▸ **Given instruction**
Quote the listing below in its entirety.

>> begin

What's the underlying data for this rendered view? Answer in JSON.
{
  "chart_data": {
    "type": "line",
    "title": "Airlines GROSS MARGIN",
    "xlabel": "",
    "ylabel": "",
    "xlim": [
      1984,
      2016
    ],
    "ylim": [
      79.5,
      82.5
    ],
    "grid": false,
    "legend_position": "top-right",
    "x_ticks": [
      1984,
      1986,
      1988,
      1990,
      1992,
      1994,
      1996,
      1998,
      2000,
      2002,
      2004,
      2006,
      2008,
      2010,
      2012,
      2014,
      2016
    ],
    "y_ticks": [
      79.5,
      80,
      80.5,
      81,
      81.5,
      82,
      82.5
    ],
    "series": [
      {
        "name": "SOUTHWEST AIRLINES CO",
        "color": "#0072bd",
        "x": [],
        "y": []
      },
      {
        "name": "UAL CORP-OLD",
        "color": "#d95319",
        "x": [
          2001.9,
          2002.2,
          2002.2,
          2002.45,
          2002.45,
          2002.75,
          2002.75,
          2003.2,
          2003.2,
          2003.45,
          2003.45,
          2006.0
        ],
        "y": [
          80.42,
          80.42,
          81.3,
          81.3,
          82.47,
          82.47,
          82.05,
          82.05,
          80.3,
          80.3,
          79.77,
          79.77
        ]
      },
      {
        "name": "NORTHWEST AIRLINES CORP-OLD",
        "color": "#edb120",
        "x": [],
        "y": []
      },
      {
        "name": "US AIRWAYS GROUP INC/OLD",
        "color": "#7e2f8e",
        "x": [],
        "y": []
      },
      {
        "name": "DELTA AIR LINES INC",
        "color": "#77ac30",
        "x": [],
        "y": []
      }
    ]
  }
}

>> end

▸ **Answer below**
What's the underlying data for this rendered view? Answer in JSON.
{
  "chart_data": {
    "type": "line",
    "title": "Airlines GROSS MARGIN",
    "xlabel": "",
    "ylabel": "",
    "xlim": [
      1984,
      2016
    ],
    "ylim": [
      79.5,
      82.5
    ],
    "grid": false,
    "legend_position": "top-right",
    "x_ticks": [
      1984,
      1986,
      1988,
      1990,
      1992,
      1994,
      1996,
      1998,
      2000,
      2002,
      2004,
      2006,
      2008,
      2010,
      2012,
      2014,
      2016
    ],
    "y_ticks": [
      79.5,
      80,
      80.5,
      81,
      81.5,
      82,
      82.5
    ],
    "series": [
      {
        "name": "SOUTHWEST AIRLINES CO",
        "color": "#0072bd",
        "x": [],
        "y": []
      },
      {
        "name": "UAL CORP-OLD",
        "color": "#d95319",
        "x": [
          2001.9,
          2002.2,
          2002.2,
          2002.45,
          2002.45,
          2002.75,
          2002.75,
          2003.2,
          2003.2,
          2003.45,
          2003.45,
          2006.0
        ],
        "y": [
          80.42,
          80.42,
          81.3,
          81.3,
          82.47,
          82.47,
          82.05,
          82.05,
          80.3,
          80.3,
          79.77,
          79.77
        ]
      },
      {
        "name": "NORTHWEST AIRLINES CORP-OLD",
        "color": "#edb120",
        "x": [],
        "y": []
      },
      {
        "name": "US AIRWAYS GROUP INC/OLD",
        "color": "#7e2f8e",
        "x": [],
        "y": []
      },
      {
        "name": "DELTA AIR LINES INC",
        "color": "#77ac30",
        "x": [],
        "y": []
      }
    ]
  }
}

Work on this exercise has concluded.